課題 = 下のパリ協定と再生可能エネルギーについての文章から、筆者の会社が取り組んできた自然エネルギー関連事業として挙げられているものをすべて書き出せ。

文書抜粋 =
========================
2015年12月、フランス・パリで開催された国連気候変動枠組条約第21回締約国会議(COP21)において、2020年以降の新しい温暖化対策の枠組みとして、1997年の京都議定書以来となる「パリ協定」が150か国もの首脳参加のもと採択されました。
全体目標として掲げられている「世界の平均気温上昇を2度未満に抑える」に向けて、世界全体が今世紀後半には、温室効果ガス排出量を実質的にゼロにしていく事となります。我が国は2020年以降の温室効果ガス削減に向けてエネルギーミックスと整合的なものとなるよう実現可能な削減目標として「2030年度に、2013年度比で、温室効果ガス排出量を26%削減する」との概要を打ち出しました。温室効果ガスの削減、つまり石油や石炭などの化石燃料を使ったエネルギー生産を抑え、再生可能エネルギーの利用、省エネの推進、フロン対策の強化、森林吸収源の活用などが必要となります。今後、我が国もさらなる低炭素社会へと進み、脱炭素社会を目指す事となります。
私は、9.11アメリカ同時多発テロ直後に社会人となり、現在まで再エネ・新エネ分野に従事して参りました。馴染みの少なかった本分野において、LOHAS思考(注1)の流行や未曾有の大震災とそこから発生した原発事故など、その後の電力需給を大きく示唆した再生可能エネルギー固定価格買取制度がスタートしました。国内のいたる所で太陽光発電や風力発電施設が設置されるようになり、「エネルギーの利活用」について身近に感じるようになりました。
本県においても、再生可能エネルギーの導入量は着実に増加していると共に、他県と比べ風力発電や水力発電はもとより全国平均日射量に対する太陽光発電量もけっして見劣りするものではなく、またシェールオイルの今後の活用など日本国内におけるエネルギー分野で高いポテンシャルを有しています。このような中、弊社においては県内ではいち早く新エネルギー事業に着手し、太陽光発電による緊急時避難誘導灯など各種照明設備や大規模蓄電池を併用した施設向け補助電源設備、その他、海外へ向けた農作物の給水設備や養魚場の飼育補助設備など自然エネルギー関連事業に積極的に取り組んでまいりました。
新たな事業として取り組んでいるのが農業と発電事業を両立するソーラーシェアリングです。制度上の名称は「営農型発電設備」というもので、田畑の上に太陽光パネルを設置し、発電と農作物によるダブル収入を得るという取り組みです。従来の太陽光発電と異なる部分は、農地の上空3メートルから4メートルほどの高さに特定の間隔で太陽光パネルを設置することで、上では発電を、下では農業を行う事が可能です。2013年に農林水産省が通知を出し、営農を継続して行うことなどを条件に、太陽光発電設備を農地に設置する事が認められるようになり、近年全国的に注目を浴びている事業例です。
========================
データ一覧 =
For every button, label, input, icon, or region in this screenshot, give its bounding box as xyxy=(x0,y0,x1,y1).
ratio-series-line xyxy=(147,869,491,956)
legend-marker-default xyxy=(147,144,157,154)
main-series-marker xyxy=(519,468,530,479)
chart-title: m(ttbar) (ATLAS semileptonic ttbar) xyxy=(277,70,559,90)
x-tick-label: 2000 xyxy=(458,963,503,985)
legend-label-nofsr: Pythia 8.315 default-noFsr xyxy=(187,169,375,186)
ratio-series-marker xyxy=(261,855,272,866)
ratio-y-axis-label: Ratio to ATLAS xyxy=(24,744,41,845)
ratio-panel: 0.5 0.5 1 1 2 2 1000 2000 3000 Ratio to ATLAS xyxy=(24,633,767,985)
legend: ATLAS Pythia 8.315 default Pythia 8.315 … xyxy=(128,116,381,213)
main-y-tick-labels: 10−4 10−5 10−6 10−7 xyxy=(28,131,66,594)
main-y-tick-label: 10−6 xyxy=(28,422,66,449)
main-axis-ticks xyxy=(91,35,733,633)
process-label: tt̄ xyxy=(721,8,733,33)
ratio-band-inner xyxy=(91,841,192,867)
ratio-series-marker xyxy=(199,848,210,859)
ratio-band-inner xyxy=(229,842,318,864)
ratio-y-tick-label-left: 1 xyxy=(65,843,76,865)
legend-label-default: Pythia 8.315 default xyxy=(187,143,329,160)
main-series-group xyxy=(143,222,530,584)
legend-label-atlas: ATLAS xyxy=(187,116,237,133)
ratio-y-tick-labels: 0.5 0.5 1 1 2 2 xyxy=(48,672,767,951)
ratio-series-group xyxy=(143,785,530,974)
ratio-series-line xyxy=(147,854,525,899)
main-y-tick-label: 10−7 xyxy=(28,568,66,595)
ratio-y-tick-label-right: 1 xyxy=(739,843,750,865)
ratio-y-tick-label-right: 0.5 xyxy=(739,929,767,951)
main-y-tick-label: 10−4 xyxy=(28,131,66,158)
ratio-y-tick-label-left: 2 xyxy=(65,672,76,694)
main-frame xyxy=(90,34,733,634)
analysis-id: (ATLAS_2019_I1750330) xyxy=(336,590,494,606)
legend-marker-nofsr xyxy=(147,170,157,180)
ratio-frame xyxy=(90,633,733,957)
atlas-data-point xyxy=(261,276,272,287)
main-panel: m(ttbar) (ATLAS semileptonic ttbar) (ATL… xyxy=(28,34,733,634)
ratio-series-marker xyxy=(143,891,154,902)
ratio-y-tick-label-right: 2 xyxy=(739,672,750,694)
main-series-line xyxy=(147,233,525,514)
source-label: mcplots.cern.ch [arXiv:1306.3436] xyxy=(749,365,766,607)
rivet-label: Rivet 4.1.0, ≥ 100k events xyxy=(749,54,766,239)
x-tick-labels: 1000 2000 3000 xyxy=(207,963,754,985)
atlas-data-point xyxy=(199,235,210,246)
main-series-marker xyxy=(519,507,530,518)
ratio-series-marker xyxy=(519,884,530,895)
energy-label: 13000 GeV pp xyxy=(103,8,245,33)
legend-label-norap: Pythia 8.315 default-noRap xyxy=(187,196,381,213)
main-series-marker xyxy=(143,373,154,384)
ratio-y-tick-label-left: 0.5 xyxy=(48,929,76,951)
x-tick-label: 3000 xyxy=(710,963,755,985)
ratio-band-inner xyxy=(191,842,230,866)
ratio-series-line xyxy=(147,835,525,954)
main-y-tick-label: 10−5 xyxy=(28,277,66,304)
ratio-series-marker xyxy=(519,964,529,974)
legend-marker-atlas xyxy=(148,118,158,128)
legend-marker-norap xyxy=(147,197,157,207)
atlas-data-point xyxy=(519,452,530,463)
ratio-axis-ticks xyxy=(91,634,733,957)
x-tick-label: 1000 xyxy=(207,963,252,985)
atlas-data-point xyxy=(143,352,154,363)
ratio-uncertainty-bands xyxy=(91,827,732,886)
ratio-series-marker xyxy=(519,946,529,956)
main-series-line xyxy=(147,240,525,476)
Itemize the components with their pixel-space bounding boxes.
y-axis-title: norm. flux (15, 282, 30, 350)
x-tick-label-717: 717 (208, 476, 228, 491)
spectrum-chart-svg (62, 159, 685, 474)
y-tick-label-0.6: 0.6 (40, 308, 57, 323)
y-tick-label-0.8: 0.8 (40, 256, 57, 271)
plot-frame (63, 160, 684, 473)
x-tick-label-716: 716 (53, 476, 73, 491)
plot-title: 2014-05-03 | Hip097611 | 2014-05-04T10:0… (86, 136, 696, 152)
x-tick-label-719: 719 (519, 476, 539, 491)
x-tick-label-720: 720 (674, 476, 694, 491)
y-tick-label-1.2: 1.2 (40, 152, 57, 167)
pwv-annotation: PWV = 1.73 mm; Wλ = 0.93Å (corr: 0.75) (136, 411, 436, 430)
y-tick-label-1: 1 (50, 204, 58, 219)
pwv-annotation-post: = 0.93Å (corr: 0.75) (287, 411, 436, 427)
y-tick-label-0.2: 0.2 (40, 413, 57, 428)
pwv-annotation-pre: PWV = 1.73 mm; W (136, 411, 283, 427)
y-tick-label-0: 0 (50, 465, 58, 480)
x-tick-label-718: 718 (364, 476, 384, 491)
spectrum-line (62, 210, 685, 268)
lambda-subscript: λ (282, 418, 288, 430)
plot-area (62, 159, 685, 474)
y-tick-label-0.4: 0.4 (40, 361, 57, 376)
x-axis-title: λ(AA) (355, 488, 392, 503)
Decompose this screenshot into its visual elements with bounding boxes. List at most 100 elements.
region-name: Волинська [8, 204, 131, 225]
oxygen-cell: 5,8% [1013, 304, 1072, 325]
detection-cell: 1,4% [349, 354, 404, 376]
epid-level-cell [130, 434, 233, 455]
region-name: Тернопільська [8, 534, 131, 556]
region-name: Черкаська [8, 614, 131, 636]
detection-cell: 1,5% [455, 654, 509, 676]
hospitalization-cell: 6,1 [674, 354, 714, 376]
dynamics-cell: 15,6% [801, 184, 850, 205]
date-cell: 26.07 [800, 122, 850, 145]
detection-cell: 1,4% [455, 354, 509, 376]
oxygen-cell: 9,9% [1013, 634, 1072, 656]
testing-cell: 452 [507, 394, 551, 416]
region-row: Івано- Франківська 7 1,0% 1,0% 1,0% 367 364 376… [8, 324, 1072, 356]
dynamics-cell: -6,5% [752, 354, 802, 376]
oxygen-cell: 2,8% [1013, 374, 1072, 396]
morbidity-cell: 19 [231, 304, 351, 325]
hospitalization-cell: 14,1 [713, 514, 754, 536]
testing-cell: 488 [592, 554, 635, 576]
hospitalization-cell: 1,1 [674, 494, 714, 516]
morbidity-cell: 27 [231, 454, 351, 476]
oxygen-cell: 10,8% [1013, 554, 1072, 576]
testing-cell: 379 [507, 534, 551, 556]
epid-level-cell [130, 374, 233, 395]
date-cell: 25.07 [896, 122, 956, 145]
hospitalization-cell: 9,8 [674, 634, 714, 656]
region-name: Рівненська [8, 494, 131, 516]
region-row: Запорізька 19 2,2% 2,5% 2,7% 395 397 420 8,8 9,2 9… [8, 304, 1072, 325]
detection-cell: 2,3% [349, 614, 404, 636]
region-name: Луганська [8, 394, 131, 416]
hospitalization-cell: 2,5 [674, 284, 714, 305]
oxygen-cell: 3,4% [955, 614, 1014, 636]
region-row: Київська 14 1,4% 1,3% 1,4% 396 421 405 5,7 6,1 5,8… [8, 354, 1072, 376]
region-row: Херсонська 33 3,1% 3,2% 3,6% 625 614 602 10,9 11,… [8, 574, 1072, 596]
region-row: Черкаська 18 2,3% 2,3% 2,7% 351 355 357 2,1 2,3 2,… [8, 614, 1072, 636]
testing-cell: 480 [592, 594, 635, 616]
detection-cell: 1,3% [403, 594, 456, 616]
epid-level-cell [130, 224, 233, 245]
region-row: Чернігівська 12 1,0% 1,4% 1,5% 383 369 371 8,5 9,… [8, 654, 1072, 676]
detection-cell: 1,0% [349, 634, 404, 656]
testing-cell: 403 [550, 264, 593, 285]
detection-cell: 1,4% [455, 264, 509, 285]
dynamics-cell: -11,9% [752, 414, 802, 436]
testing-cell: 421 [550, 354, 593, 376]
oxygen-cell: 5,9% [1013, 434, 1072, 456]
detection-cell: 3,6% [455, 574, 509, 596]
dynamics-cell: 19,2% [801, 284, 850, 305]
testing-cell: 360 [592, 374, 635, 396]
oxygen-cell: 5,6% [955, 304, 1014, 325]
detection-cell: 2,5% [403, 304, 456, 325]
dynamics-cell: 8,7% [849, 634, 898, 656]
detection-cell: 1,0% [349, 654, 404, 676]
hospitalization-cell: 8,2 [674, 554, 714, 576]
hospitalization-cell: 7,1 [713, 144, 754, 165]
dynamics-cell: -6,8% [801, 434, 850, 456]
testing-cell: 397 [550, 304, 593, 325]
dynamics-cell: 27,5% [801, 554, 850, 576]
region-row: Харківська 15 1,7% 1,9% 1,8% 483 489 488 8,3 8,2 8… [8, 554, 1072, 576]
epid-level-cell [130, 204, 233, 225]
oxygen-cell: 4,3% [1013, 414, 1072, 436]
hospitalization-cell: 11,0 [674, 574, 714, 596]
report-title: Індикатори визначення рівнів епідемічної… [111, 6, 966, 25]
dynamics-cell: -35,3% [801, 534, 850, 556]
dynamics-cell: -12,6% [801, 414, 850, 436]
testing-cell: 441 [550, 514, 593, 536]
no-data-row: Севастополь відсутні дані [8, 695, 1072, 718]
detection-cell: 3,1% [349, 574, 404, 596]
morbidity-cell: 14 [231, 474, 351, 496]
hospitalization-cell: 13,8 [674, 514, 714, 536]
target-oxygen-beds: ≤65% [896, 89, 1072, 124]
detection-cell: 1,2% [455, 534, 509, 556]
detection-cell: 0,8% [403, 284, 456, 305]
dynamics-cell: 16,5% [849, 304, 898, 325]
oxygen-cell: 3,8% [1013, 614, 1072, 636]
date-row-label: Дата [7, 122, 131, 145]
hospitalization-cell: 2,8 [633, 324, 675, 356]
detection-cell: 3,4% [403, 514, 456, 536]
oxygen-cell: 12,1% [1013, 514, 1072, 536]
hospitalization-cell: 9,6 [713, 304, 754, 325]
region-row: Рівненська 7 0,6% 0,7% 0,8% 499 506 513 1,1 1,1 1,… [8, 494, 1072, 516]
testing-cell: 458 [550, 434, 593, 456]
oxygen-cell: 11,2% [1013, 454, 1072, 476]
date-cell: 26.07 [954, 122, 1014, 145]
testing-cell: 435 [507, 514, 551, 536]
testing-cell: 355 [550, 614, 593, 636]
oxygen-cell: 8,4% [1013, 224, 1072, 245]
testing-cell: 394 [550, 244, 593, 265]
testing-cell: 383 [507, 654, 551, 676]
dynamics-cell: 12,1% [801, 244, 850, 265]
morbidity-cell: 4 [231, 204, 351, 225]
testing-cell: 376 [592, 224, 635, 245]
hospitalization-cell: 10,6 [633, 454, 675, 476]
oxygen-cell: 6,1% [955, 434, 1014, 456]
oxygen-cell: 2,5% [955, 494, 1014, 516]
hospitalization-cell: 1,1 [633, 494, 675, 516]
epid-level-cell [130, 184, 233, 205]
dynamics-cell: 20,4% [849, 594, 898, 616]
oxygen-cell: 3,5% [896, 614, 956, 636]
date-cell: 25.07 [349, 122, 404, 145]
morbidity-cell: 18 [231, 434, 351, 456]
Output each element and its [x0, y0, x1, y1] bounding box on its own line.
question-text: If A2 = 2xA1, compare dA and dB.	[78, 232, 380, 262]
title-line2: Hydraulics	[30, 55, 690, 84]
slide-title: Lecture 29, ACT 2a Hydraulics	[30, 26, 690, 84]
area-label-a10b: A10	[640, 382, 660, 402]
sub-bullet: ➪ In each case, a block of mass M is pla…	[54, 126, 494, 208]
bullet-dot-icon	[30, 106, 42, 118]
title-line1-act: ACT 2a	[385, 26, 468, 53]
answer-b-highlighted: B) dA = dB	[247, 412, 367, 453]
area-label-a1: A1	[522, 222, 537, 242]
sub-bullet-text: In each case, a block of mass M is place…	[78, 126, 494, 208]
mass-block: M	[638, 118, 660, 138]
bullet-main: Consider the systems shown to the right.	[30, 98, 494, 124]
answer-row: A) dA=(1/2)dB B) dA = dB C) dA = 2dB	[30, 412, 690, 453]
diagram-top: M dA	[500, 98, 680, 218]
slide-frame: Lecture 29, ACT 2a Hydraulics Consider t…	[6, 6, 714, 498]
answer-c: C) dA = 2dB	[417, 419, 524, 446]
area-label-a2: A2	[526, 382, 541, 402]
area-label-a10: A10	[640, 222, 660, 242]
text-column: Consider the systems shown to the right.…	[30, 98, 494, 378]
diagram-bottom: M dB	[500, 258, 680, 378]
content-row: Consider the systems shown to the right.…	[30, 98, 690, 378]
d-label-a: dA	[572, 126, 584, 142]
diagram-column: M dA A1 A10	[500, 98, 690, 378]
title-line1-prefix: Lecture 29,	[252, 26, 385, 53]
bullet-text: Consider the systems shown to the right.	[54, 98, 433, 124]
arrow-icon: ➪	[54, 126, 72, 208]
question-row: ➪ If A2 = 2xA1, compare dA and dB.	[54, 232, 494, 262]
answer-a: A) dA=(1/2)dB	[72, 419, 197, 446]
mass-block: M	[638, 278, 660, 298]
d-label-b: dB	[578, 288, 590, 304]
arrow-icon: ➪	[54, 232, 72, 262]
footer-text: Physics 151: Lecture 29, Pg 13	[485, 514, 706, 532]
========================
解答 =
・太陽光発電による緊急時避難誘導灯など各種照明設備
・大規模蓄電池を併用した施設向け補助電源設備
・海外へ向けた農作物の給水設備
・養魚場の飼育補助設備